▶ The exercise: Can you transcribe, character for character, the lines below from the line with "seat-a-4[interactable] <box>218 434" up to and including the line with "seat-e-1[interactable] <box>58 222"?

▶ Records provided:
******************************

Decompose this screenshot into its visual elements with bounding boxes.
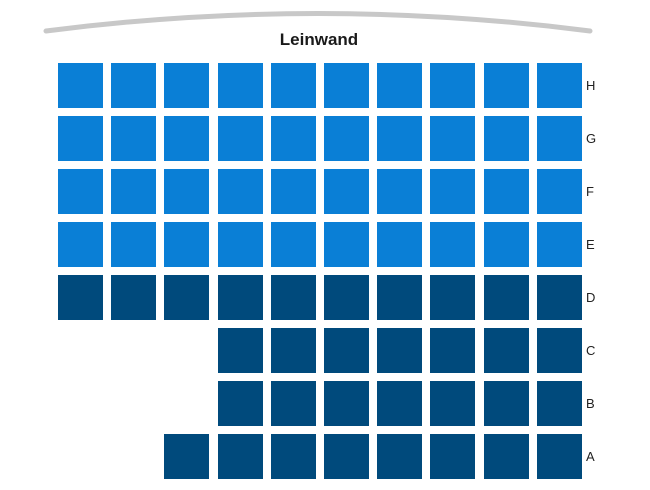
seat-a-4[interactable] <box>218 434 263 479</box>
seat-e-3[interactable] <box>164 222 209 267</box>
seat-f-10[interactable] <box>537 169 582 214</box>
seat-e-8[interactable] <box>430 222 475 267</box>
screen-arc <box>43 11 593 34</box>
seat-b-4[interactable] <box>218 381 263 426</box>
seat-h-4[interactable] <box>218 63 263 108</box>
seat-g-9[interactable] <box>484 116 529 161</box>
seat-b-8[interactable] <box>430 381 475 426</box>
seat-f-7[interactable] <box>377 169 422 214</box>
seat-b-10[interactable] <box>537 381 582 426</box>
seat-a-9[interactable] <box>484 434 529 479</box>
row-label-a: A <box>586 449 595 464</box>
seat-e-6[interactable] <box>324 222 369 267</box>
seat-g-5[interactable] <box>271 116 316 161</box>
seat-a-6[interactable] <box>324 434 369 479</box>
seat-c-9[interactable] <box>484 328 529 373</box>
seat-e-2[interactable] <box>111 222 156 267</box>
seat-h-6[interactable] <box>324 63 369 108</box>
seat-b-7[interactable] <box>377 381 422 426</box>
seat-h-7[interactable] <box>377 63 422 108</box>
seat-g-7[interactable] <box>377 116 422 161</box>
seat-h-10[interactable] <box>537 63 582 108</box>
seat-a-8[interactable] <box>430 434 475 479</box>
seat-h-9[interactable] <box>484 63 529 108</box>
seat-e-7[interactable] <box>377 222 422 267</box>
seat-d-10[interactable] <box>537 275 582 320</box>
row-label-b: B <box>586 396 595 411</box>
seat-d-1[interactable] <box>58 275 103 320</box>
seat-g-8[interactable] <box>430 116 475 161</box>
seat-g-10[interactable] <box>537 116 582 161</box>
seat-d-8[interactable] <box>430 275 475 320</box>
seat-g-1[interactable] <box>58 116 103 161</box>
seat-g-3[interactable] <box>164 116 209 161</box>
row-label-e: E <box>586 237 595 252</box>
seat-d-4[interactable] <box>218 275 263 320</box>
seat-b-5[interactable] <box>271 381 316 426</box>
seat-f-2[interactable] <box>111 169 156 214</box>
seat-d-2[interactable] <box>111 275 156 320</box>
seat-b-9[interactable] <box>484 381 529 426</box>
seat-e-1[interactable] <box>58 222 103 267</box>
screen-label: Leinwand <box>279 30 359 49</box>
seat-c-10[interactable] <box>537 328 582 373</box>
seat-f-6[interactable] <box>324 169 369 214</box>
seat-c-4[interactable] <box>218 328 263 373</box>
seat-g-6[interactable] <box>324 116 369 161</box>
seat-d-6[interactable] <box>324 275 369 320</box>
seat-d-9[interactable] <box>484 275 529 320</box>
seat-h-2[interactable] <box>111 63 156 108</box>
seat-h-8[interactable] <box>430 63 475 108</box>
seat-a-5[interactable] <box>271 434 316 479</box>
seat-d-5[interactable] <box>271 275 316 320</box>
seat-f-9[interactable] <box>484 169 529 214</box>
seat-f-5[interactable] <box>271 169 316 214</box>
seat-f-4[interactable] <box>218 169 263 214</box>
seat-d-7[interactable] <box>377 275 422 320</box>
seat-c-7[interactable] <box>377 328 422 373</box>
seat-g-4[interactable] <box>218 116 263 161</box>
seat-a-10[interactable] <box>537 434 582 479</box>
seat-h-5[interactable] <box>271 63 316 108</box>
seat-b-6[interactable] <box>324 381 369 426</box>
seat-a-7[interactable] <box>377 434 422 479</box>
seat-e-10[interactable] <box>537 222 582 267</box>
seat-e-9[interactable] <box>484 222 529 267</box>
seat-e-4[interactable] <box>218 222 263 267</box>
seat-d-3[interactable] <box>164 275 209 320</box>
seat-a-3[interactable] <box>164 434 209 479</box>
seat-h-1[interactable] <box>58 63 103 108</box>
seat-c-6[interactable] <box>324 328 369 373</box>
seat-c-8[interactable] <box>430 328 475 373</box>
row-label-d: D <box>586 290 596 305</box>
row-label-f: F <box>586 184 594 199</box>
seat-h-3[interactable] <box>164 63 209 108</box>
row-label-c: C <box>586 343 596 358</box>
row-label-h: H <box>586 78 596 93</box>
seat-g-2[interactable] <box>111 116 156 161</box>
seat-e-5[interactable] <box>271 222 316 267</box>
row-label-g: G <box>586 131 597 146</box>
seat-f-1[interactable] <box>58 169 103 214</box>
seat-c-5[interactable] <box>271 328 316 373</box>
seat-f-8[interactable] <box>430 169 475 214</box>
seat-f-3[interactable] <box>164 169 209 214</box>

******************************

▶ The completed task:
seat-a-4[interactable] <box>218 434 263 479</box>
seat-e-3[interactable] <box>164 222 209 267</box>
seat-f-10[interactable] <box>537 169 582 214</box>
seat-e-8[interactable] <box>430 222 475 267</box>
screen-arc <box>43 11 593 34</box>
seat-b-4[interactable] <box>218 381 263 426</box>
seat-h-4[interactable] <box>218 63 263 108</box>
seat-g-9[interactable] <box>484 116 529 161</box>
seat-b-8[interactable] <box>430 381 475 426</box>
seat-f-7[interactable] <box>377 169 422 214</box>
seat-b-10[interactable] <box>537 381 582 426</box>
seat-a-9[interactable] <box>484 434 529 479</box>
row-label-a: A <box>586 449 595 464</box>
seat-e-6[interactable] <box>324 222 369 267</box>
seat-g-5[interactable] <box>271 116 316 161</box>
seat-a-6[interactable] <box>324 434 369 479</box>
seat-c-9[interactable] <box>484 328 529 373</box>
seat-e-2[interactable] <box>111 222 156 267</box>
seat-h-6[interactable] <box>324 63 369 108</box>
seat-b-7[interactable] <box>377 381 422 426</box>
seat-h-7[interactable] <box>377 63 422 108</box>
seat-g-7[interactable] <box>377 116 422 161</box>
seat-h-10[interactable] <box>537 63 582 108</box>
seat-a-8[interactable] <box>430 434 475 479</box>
seat-h-9[interactable] <box>484 63 529 108</box>
seat-e-7[interactable] <box>377 222 422 267</box>
seat-d-10[interactable] <box>537 275 582 320</box>
row-label-b: B <box>586 396 595 411</box>
seat-d-1[interactable] <box>58 275 103 320</box>
seat-g-8[interactable] <box>430 116 475 161</box>
seat-g-10[interactable] <box>537 116 582 161</box>
seat-d-8[interactable] <box>430 275 475 320</box>
seat-g-1[interactable] <box>58 116 103 161</box>
seat-g-3[interactable] <box>164 116 209 161</box>
row-label-e: E <box>586 237 595 252</box>
seat-d-4[interactable] <box>218 275 263 320</box>
seat-b-5[interactable] <box>271 381 316 426</box>
seat-f-2[interactable] <box>111 169 156 214</box>
seat-d-2[interactable] <box>111 275 156 320</box>
seat-b-9[interactable] <box>484 381 529 426</box>
seat-e-1[interactable] <box>58 222 103 267</box>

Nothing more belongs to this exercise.